An exact copy of all entries is the expected answer.
-------- Entries provided
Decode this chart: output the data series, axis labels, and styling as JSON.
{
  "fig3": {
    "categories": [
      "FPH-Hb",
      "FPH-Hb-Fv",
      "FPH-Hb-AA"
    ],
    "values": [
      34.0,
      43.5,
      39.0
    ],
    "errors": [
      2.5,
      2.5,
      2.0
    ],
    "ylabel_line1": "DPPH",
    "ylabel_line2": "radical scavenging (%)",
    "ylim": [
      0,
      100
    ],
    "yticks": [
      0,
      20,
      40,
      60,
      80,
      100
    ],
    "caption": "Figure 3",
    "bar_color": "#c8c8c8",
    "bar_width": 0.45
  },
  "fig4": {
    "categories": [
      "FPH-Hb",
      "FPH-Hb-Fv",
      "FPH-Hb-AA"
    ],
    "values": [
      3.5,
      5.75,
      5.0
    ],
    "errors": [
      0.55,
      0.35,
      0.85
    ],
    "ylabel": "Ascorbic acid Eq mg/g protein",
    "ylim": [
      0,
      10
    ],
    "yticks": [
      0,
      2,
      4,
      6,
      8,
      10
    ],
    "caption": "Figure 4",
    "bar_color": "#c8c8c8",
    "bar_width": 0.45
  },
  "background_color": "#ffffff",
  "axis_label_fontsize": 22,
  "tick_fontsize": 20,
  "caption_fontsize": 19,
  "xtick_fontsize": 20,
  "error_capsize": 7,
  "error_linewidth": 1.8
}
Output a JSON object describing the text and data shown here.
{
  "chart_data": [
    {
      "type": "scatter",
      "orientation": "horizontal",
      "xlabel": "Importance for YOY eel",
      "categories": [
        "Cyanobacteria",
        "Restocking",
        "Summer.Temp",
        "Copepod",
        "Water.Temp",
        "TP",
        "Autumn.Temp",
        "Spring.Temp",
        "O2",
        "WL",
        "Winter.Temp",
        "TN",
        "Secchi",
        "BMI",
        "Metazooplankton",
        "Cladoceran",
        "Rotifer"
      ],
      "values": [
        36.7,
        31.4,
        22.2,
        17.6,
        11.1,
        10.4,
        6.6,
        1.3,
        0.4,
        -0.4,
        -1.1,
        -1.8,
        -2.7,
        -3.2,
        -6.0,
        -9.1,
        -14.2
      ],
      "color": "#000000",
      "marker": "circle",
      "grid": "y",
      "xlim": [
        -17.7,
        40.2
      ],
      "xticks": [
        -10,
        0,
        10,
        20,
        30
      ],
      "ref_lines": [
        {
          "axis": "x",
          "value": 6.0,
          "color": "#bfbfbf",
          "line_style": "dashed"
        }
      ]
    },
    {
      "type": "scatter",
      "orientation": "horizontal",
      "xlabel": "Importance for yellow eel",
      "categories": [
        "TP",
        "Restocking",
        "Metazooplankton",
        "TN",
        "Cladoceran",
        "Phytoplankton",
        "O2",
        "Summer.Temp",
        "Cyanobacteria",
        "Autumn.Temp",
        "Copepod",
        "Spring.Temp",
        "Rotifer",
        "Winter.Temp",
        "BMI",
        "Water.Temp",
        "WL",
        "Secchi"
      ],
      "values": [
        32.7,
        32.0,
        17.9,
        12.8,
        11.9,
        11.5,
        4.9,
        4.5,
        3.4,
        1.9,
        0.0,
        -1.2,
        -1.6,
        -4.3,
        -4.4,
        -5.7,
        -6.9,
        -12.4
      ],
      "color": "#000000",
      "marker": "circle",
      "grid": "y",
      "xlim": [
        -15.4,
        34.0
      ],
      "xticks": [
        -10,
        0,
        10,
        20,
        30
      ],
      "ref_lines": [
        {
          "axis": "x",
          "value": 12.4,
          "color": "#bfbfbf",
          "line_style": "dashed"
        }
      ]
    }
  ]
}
----------------
Exercise response:
Decode this chart: output the data series, axis labels, and styling as JSON.
{
  "fig3": {
    "categories": [
      "FPH-Hb",
      "FPH-Hb-Fv",
      "FPH-Hb-AA"
    ],
    "values": [
      34.0,
      43.5,
      39.0
    ],
    "errors": [
      2.5,
      2.5,
      2.0
    ],
    "ylabel_line1": "DPPH",
    "ylabel_line2": "radical scavenging (%)",
    "ylim": [
      0,
      100
    ],
    "yticks": [
      0,
      20,
      40,
      60,
      80,
      100
    ],
    "caption": "Figure 3",
    "bar_color": "#c8c8c8",
    "bar_width": 0.45
  },
  "fig4": {
    "categories": [
      "FPH-Hb",
      "FPH-Hb-Fv",
      "FPH-Hb-AA"
    ],
    "values": [
      3.5,
      5.75,
      5.0
    ],
    "errors": [
      0.55,
      0.35,
      0.85
    ],
    "ylabel": "Ascorbic acid Eq mg/g protein",
    "ylim": [
      0,
      10
    ],
    "yticks": [
      0,
      2,
      4,
      6,
      8,
      10
    ],
    "caption": "Figure 4",
    "bar_color": "#c8c8c8",
    "bar_width": 0.45
  },
  "background_color": "#ffffff",
  "axis_label_fontsize": 22,
  "tick_fontsize": 20,
  "caption_fontsize": 19,
  "xtick_fontsize": 20,
  "error_capsize": 7,
  "error_linewidth": 1.8
}
Output a JSON object describing the text and data shown here.
{
  "chart_data": [
    {
      "type": "scatter",
      "orientation": "horizontal",
      "xlabel": "Importance for YOY eel",
      "categories": [
        "Cyanobacteria",
        "Restocking",
        "Summer.Temp",
        "Copepod",
        "Water.Temp",
        "TP",
        "Autumn.Temp",
        "Spring.Temp",
        "O2",
        "WL",
        "Winter.Temp",
        "TN",
        "Secchi",
        "BMI",
        "Metazooplankton",
        "Cladoceran",
        "Rotifer"
      ],
      "values": [
        36.7,
        31.4,
        22.2,
        17.6,
        11.1,
        10.4,
        6.6,
        1.3,
        0.4,
        -0.4,
        -1.1,
        -1.8,
        -2.7,
        -3.2,
        -6.0,
        -9.1,
        -14.2
      ],
      "color": "#000000",
      "marker": "circle",
      "grid": "y",
      "xlim": [
        -17.7,
        40.2
      ],
      "xticks": [
        -10,
        0,
        10,
        20,
        30
      ],
      "ref_lines": [
        {
          "axis": "x",
          "value": 6.0,
          "color": "#bfbfbf",
          "line_style": "dashed"
        }
      ]
    },
    {
      "type": "scatter",
      "orientation": "horizontal",
      "xlabel": "Importance for yellow eel",
      "categories": [
        "TP",
        "Restocking",
        "Metazooplankton",
        "TN",
        "Cladoceran",
        "Phytoplankton",
        "O2",
        "Summer.Temp",
        "Cyanobacteria",
        "Autumn.Temp",
        "Copepod",
        "Spring.Temp",
        "Rotifer",
        "Winter.Temp",
        "BMI",
        "Water.Temp",
        "WL",
        "Secchi"
      ],
      "values": [
        32.7,
        32.0,
        17.9,
        12.8,
        11.9,
        11.5,
        4.9,
        4.5,
        3.4,
        1.9,
        0.0,
        -1.2,
        -1.6,
        -4.3,
        -4.4,
        -5.7,
        -6.9,
        -12.4
      ],
      "color": "#000000",
      "marker": "circle",
      "grid": "y",
      "xlim": [
        -15.4,
        34.0
      ],
      "xticks": [
        -10,
        0,
        10,
        20,
        30
      ],
      "ref_lines": [
        {
          "axis": "x",
          "value": 12.4,
          "color": "#bfbfbf",
          "line_style": "dashed"
        }
      ]
    }
  ]
}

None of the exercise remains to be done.